## Provided entries
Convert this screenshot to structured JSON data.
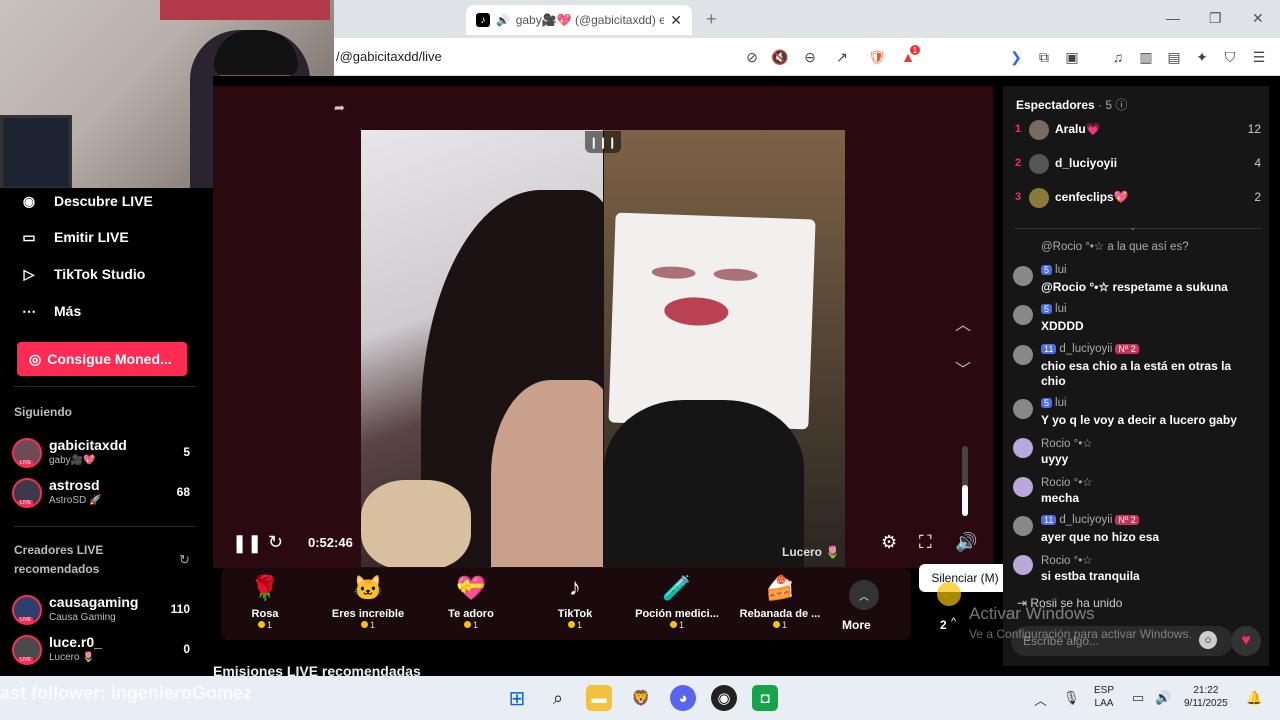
{
  "browser": {
    "tab_title": "gaby🎥💖 (@gabicitaxdd) es",
    "url": "/@gabicitaxdd/live",
    "new_tab": "+",
    "ext_badge": "1"
  },
  "sidebar": {
    "nav": [
      {
        "label": "Descubre LIVE",
        "icon": "live-discover-icon"
      },
      {
        "label": "Emitir LIVE",
        "icon": "camera-icon"
      },
      {
        "label": "TikTok Studio",
        "icon": "studio-icon"
      },
      {
        "label": "Más",
        "icon": "more-dots-icon"
      }
    ],
    "coins_button": "Consigue Moned...",
    "following_title": "Siguiendo",
    "following": [
      {
        "name": "gabicitaxdd",
        "sub": "gaby🎥💖",
        "count": "5",
        "live": "LIVE"
      },
      {
        "name": "astrosd",
        "sub": "AstroSD 🚀",
        "count": "68",
        "live": "LIVE"
      }
    ],
    "creators_title_1": "Creadores LIVE",
    "creators_title_2": "recomendados",
    "creators": [
      {
        "name": "causagaming",
        "sub": "Causa Gaming",
        "count": "110",
        "live": "LIVE"
      },
      {
        "name": "luce.r0_",
        "sub": "Lucero 🌷",
        "count": "0",
        "live": "LIVE"
      }
    ]
  },
  "player": {
    "time": "0:52:46",
    "host_label": "Lucero 🌷",
    "tooltip": "Silenciar (M)",
    "volume": 0.45,
    "side_count": "2"
  },
  "gifts": [
    {
      "name": "Rosa",
      "price": "1",
      "icon": "🌹"
    },
    {
      "name": "Eres increíble",
      "price": "1",
      "icon": "🐱"
    },
    {
      "name": "Te adoro",
      "price": "1",
      "icon": "💝"
    },
    {
      "name": "TikTok",
      "price": "1",
      "icon": "♪"
    },
    {
      "name": "Poción medici...",
      "price": "1",
      "icon": "🧪"
    },
    {
      "name": "Rebanada de ...",
      "price": "1",
      "icon": "🍰"
    }
  ],
  "more_label": "More",
  "recommended_title": "Emisiones LIVE recomendadas",
  "viewers": {
    "title": "Espectadores",
    "count": "· 5",
    "list": [
      {
        "rank": "1",
        "name": "Aralu💗",
        "score": "12"
      },
      {
        "rank": "2",
        "name": "d_luciyoyii",
        "score": "4"
      },
      {
        "rank": "3",
        "name": "cenfeclips💖",
        "score": "2"
      }
    ]
  },
  "chat": [
    {
      "user": "@Rocio °•☆ a la que así es?",
      "text": "",
      "level": "",
      "fan": ""
    },
    {
      "user": "lui",
      "text": "@Rocio °•☆ respetame a sukuna",
      "level": "5",
      "fan": ""
    },
    {
      "user": "lui",
      "text": "XDDDD",
      "level": "5",
      "fan": ""
    },
    {
      "user": "d_luciyoyii",
      "text": "chio esa chio a la está en otras la chio",
      "level": "11",
      "fan": "Nº 2"
    },
    {
      "user": "lui",
      "text": "Y yo q le voy a decir a lucero gaby",
      "level": "5",
      "fan": ""
    },
    {
      "user": "Rocio °•☆",
      "text": "uyyy",
      "level": "",
      "fan": ""
    },
    {
      "user": "Rocio °•☆",
      "text": "mecha",
      "level": "",
      "fan": ""
    },
    {
      "user": "d_luciyoyii",
      "text": "ayer que no hizo esa",
      "level": "11",
      "fan": "Nº 2"
    },
    {
      "user": "Rocio °•☆",
      "text": "si estba tranquila",
      "level": "",
      "fan": ""
    }
  ],
  "joined": "Rosii  se ha unido",
  "comment_placeholder": "Escribe algo...",
  "watermark_title": "Activar Windows",
  "watermark_sub": "Ve a Configuración para activar Windows.",
  "ticker": "ast follower: IngenieroGomez",
  "tray": {
    "lang": "ESP",
    "layout": "LAA",
    "time": "21:22",
    "date": "9/11/2025"
  },
  "colors": {
    "accent": "#fe2c55",
    "level_badge": "#4b6ee6",
    "coin": "#f5c400"
  }
}
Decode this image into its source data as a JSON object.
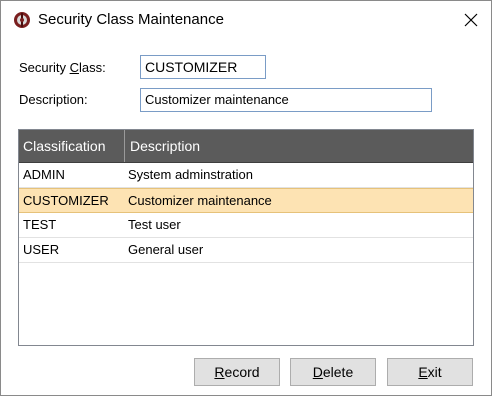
{
  "window": {
    "title": "Security Class Maintenance",
    "icon": "app-logo-icon",
    "close_icon": "close-icon"
  },
  "form": {
    "class_label_pre": "Security ",
    "class_label_u": "C",
    "class_label_post": "lass:",
    "class_value": "CUSTOMIZER",
    "desc_label": "Description:",
    "desc_value": "Customizer maintenance"
  },
  "grid": {
    "columns": [
      "Classification",
      "Description"
    ],
    "rows": [
      {
        "classification": "ADMIN",
        "description": "System adminstration"
      },
      {
        "classification": "CUSTOMIZER",
        "description": "Customizer maintenance",
        "selected": true
      },
      {
        "classification": "TEST",
        "description": "Test user"
      },
      {
        "classification": "USER",
        "description": "General user"
      }
    ]
  },
  "buttons": {
    "record_u": "R",
    "record_rest": "ecord",
    "delete_u": "D",
    "delete_rest": "elete",
    "exit_u": "E",
    "exit_rest": "xit"
  },
  "colors": {
    "header_bg": "#5b5b5b",
    "selected_row_bg": "#fde3b3"
  }
}
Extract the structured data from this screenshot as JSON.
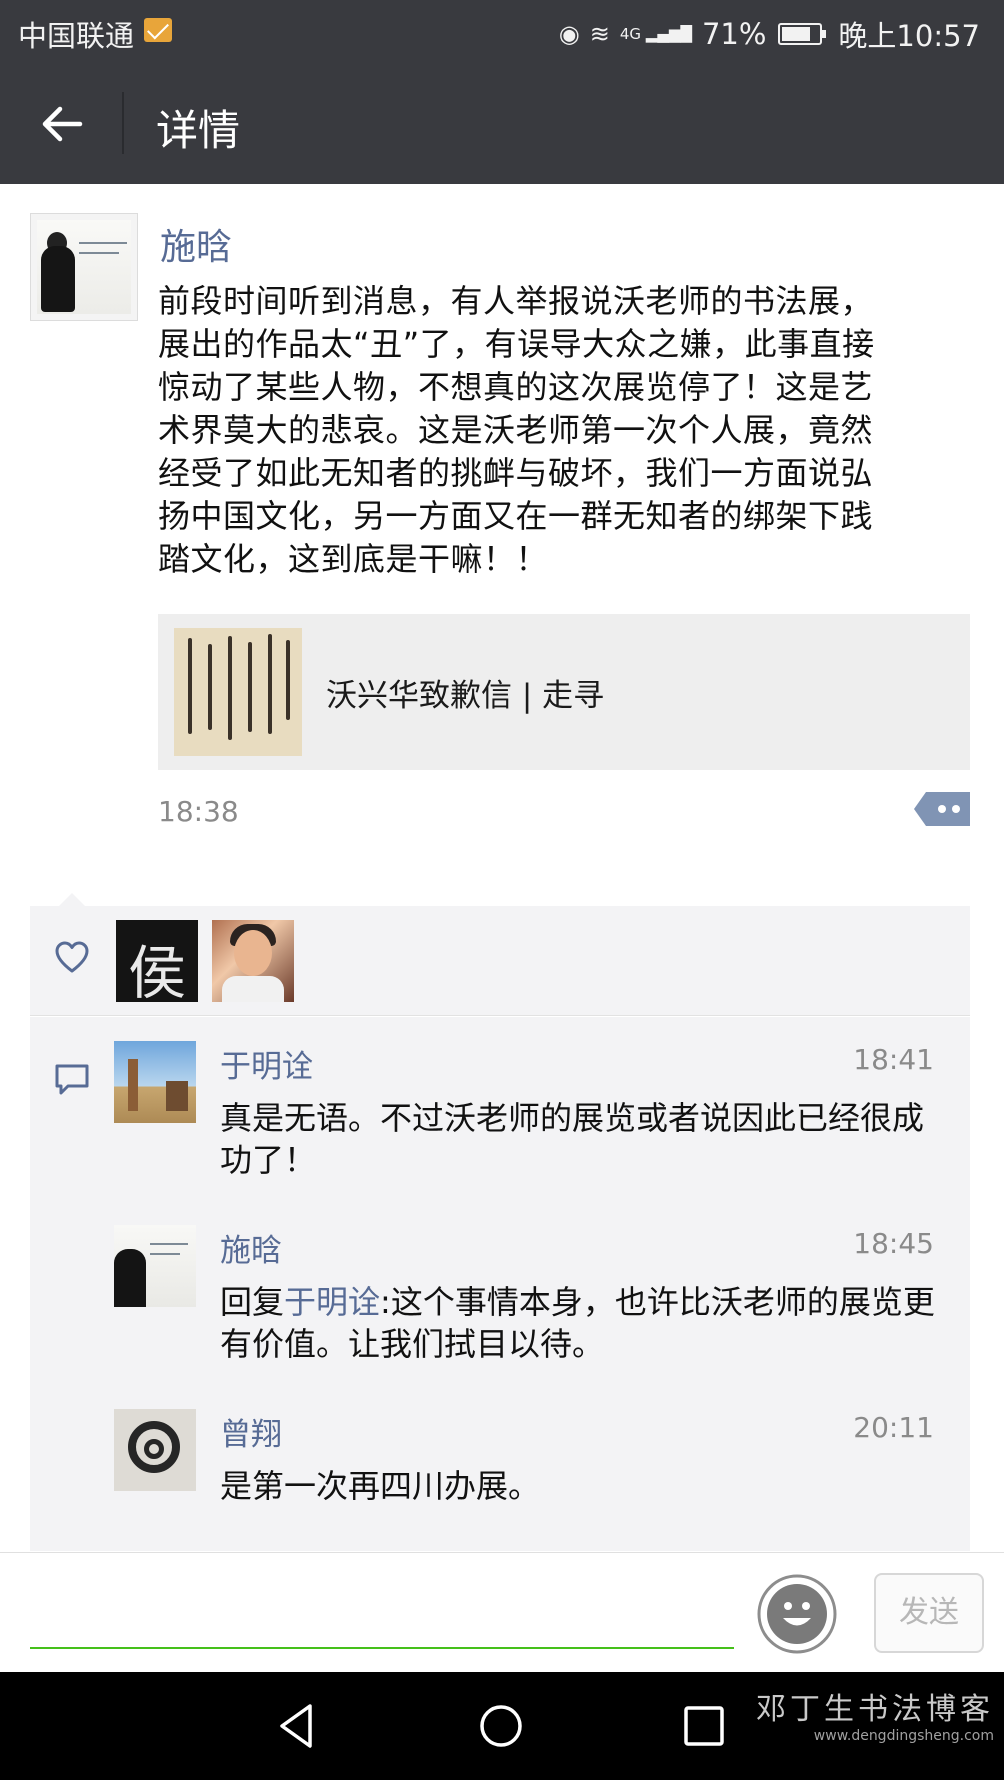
{
  "status_bar": {
    "carrier": "中国联通",
    "network": "4G",
    "battery": "71%",
    "time": "晚上10:57"
  },
  "header": {
    "title": "详情",
    "back_icon": "arrow-left-icon"
  },
  "post": {
    "author": "施晗",
    "paragraphs": [
      "前段时间听到消息，有人举报说沃老师的书法展，",
      "展出的作品太“丑”了，有误导大众之嫌，此事直接",
      "惊动了某些人物，不想真的这次展览停了！这是艺",
      "术界莫大的悲哀。这是沃老师第一次个人展，竟然",
      "经受了如此无知者的挑衅与破坏，我们一方面说弘",
      "扬中国文化，另一方面又在一群无知者的绑架下践",
      "踏文化，这到底是干嘛！！"
    ],
    "shared_link_title": "沃兴华致歉信 | 走寻",
    "time": "18:38"
  },
  "likes": {
    "icon": "heart-icon",
    "avatar1_glyph": "侯"
  },
  "comments": [
    {
      "author": "于明诠",
      "time": "18:41",
      "text": "真是无语。不过沃老师的展览或者说因此已经很成功了！"
    },
    {
      "author": "施晗",
      "time": "18:45",
      "reply_prefix": "回复",
      "reply_to": "于明诠",
      "text": ":这个事情本身，也许比沃老师的展览更有价值。让我们拭目以待。"
    },
    {
      "author": "曾翔",
      "time": "20:11",
      "text": "是第一次再四川办展。"
    }
  ],
  "input_bar": {
    "placeholder": "",
    "send_label": "发送"
  },
  "watermark": {
    "title": "邓丁生书法博客",
    "url": "www.dengdingsheng.com"
  },
  "colors": {
    "header_bg": "#393a3f",
    "link_blue": "#576b95",
    "input_underline": "#45c01a",
    "panel_bg": "#f3f3f5"
  }
}
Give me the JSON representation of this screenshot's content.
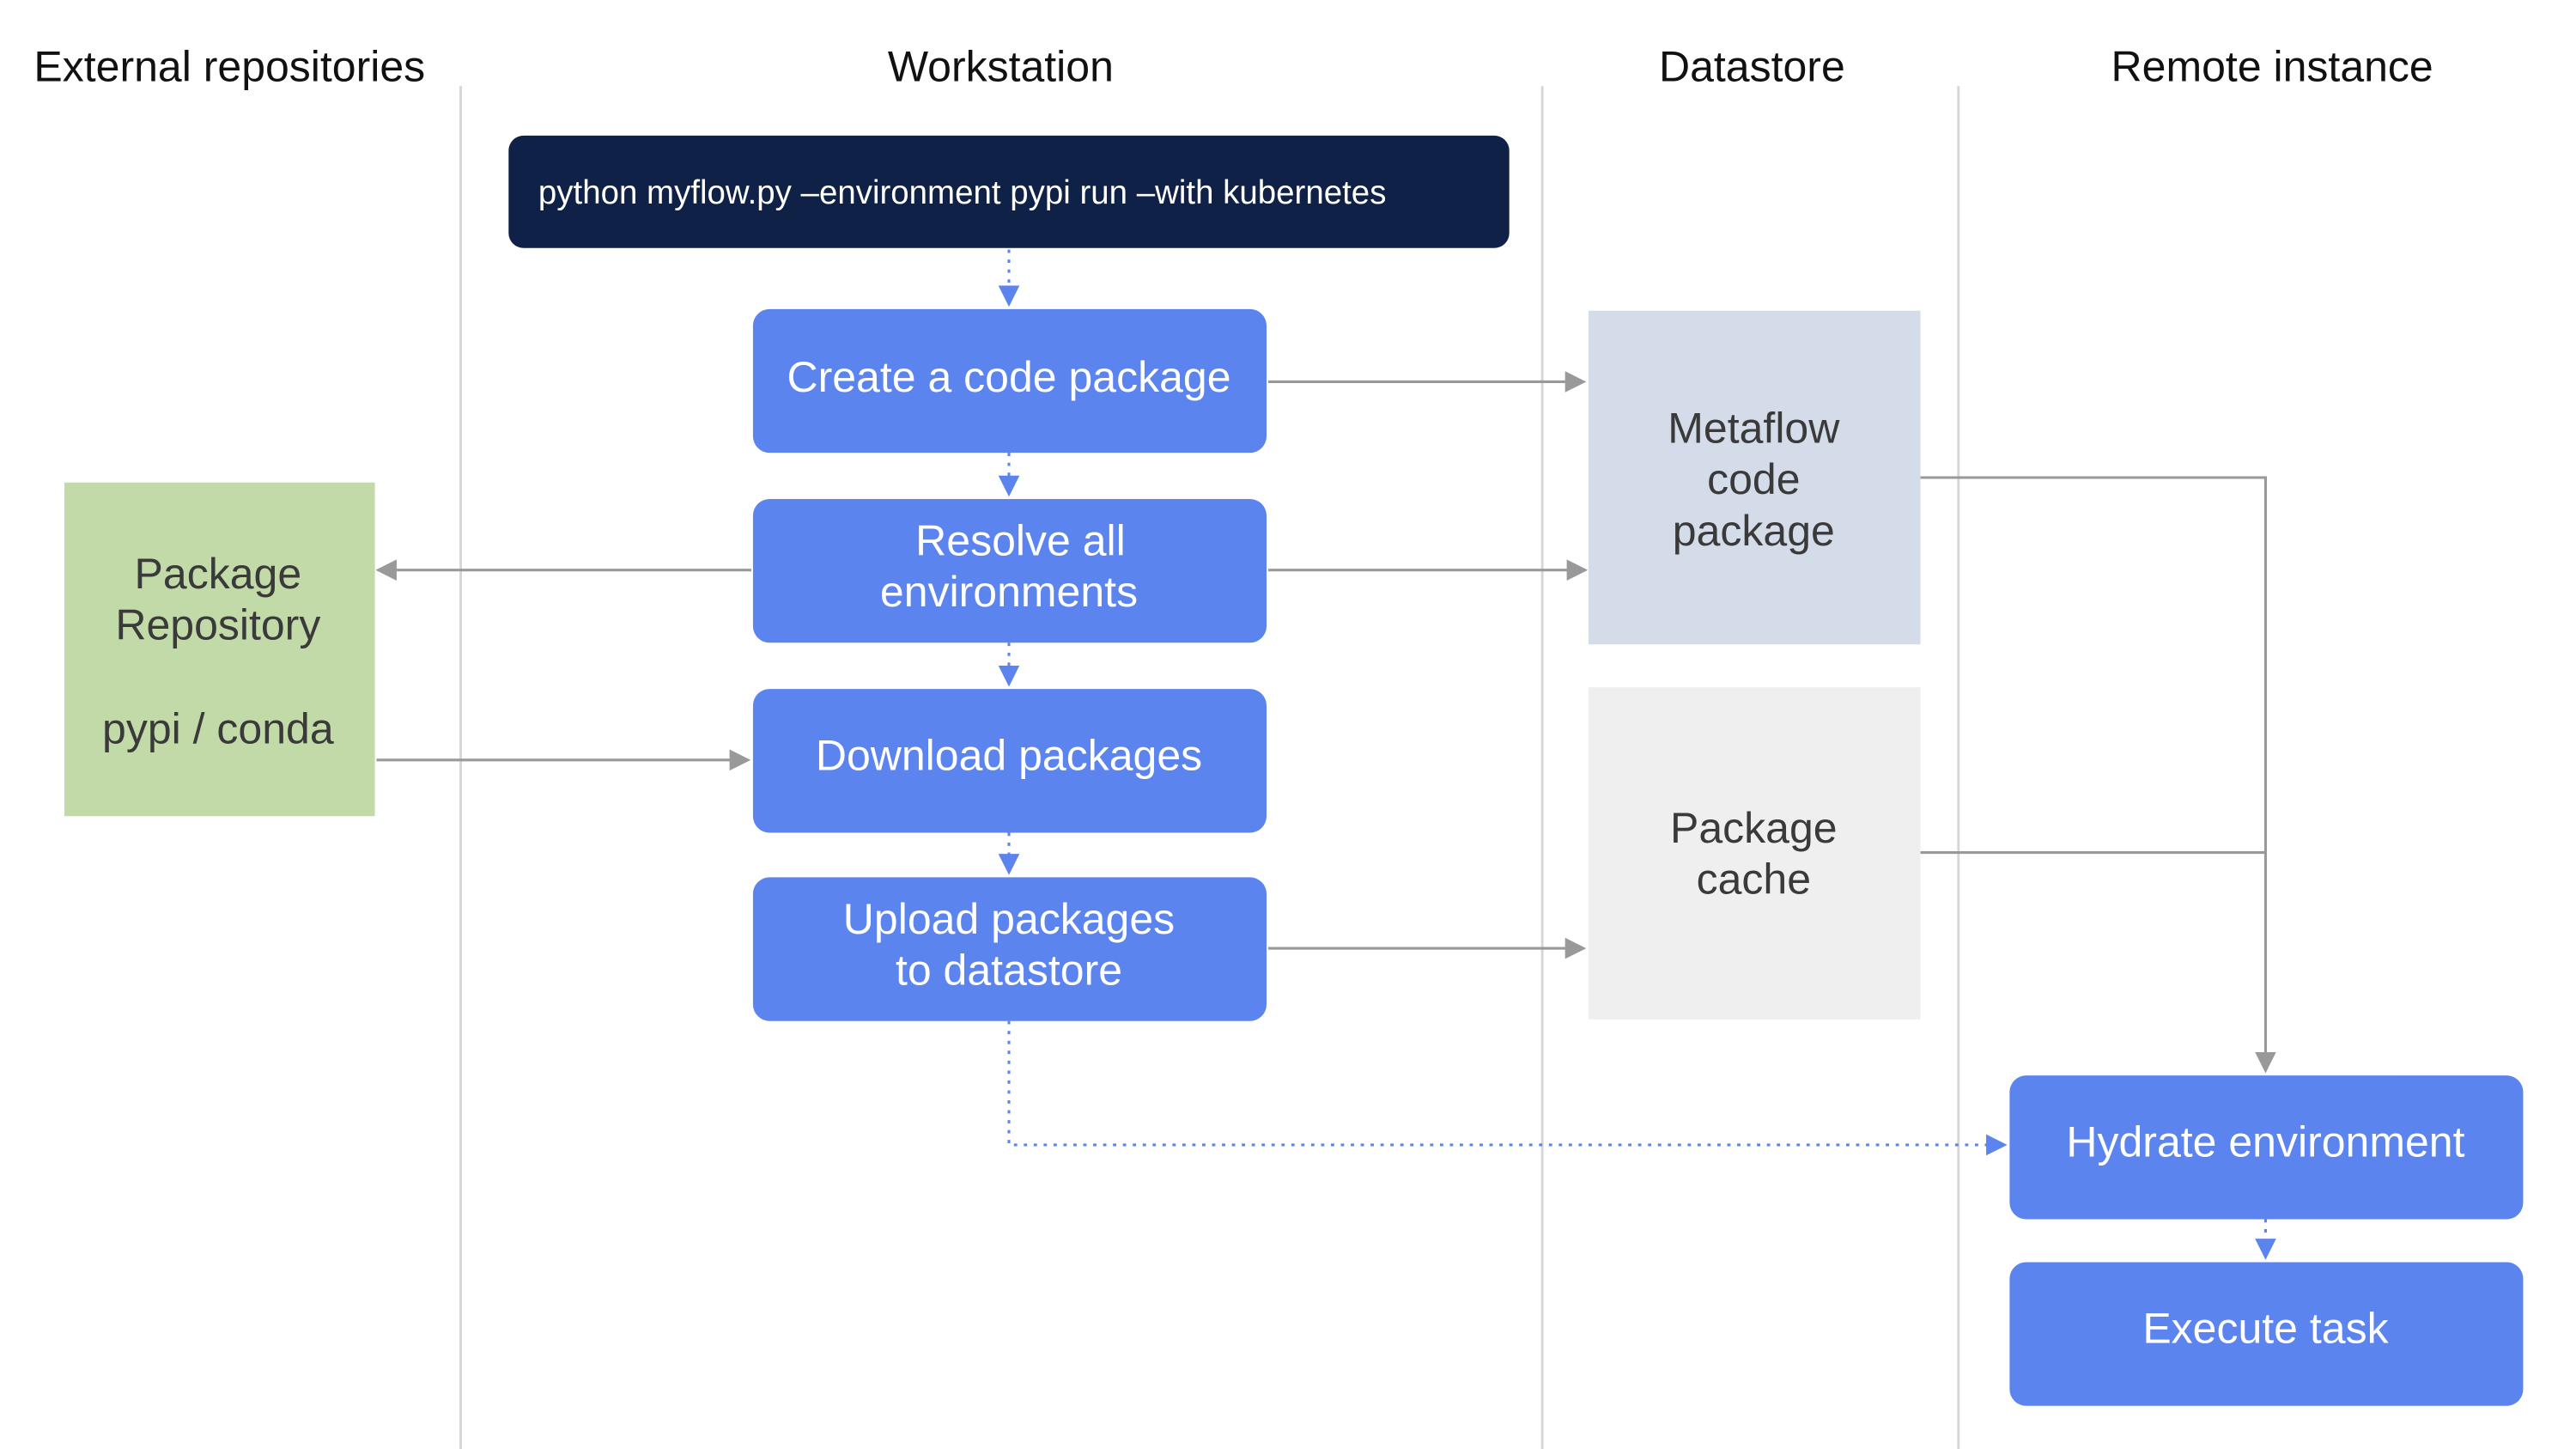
{
  "lanes": [
    "External repositories",
    "Workstation",
    "Datastore",
    "Remote instance"
  ],
  "command": "python myflow.py –environment pypi run –with kubernetes",
  "workstation_steps": [
    [
      "Create a code package"
    ],
    [
      "Resolve all",
      "environments"
    ],
    [
      "Download packages"
    ],
    [
      "Upload packages",
      "to datastore"
    ]
  ],
  "repository": {
    "lines": [
      "Package",
      "Repository",
      "pypi / conda"
    ]
  },
  "datastore": {
    "code_package": [
      "Metaflow",
      "code",
      "package"
    ],
    "package_cache": [
      "Package",
      "cache"
    ]
  },
  "remote_steps": [
    "Hydrate environment",
    "Execute task"
  ],
  "colors": {
    "command_bg": "#0f2147",
    "step_bg": "#5b84ee",
    "repository_bg": "#c2d9a8",
    "code_package_bg": "#d4dbe9",
    "package_cache_bg": "#efefef",
    "arrow": "#999999"
  }
}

## Objective
Report each line of the material above where the word "gabicitaxdd" appears.

## Answer for the task
    "tab_title": "gaby🎥💖 (@gabicitaxdd) es",
    "url": "/@gabicitaxdd/live",
        "name": "gabicitaxdd",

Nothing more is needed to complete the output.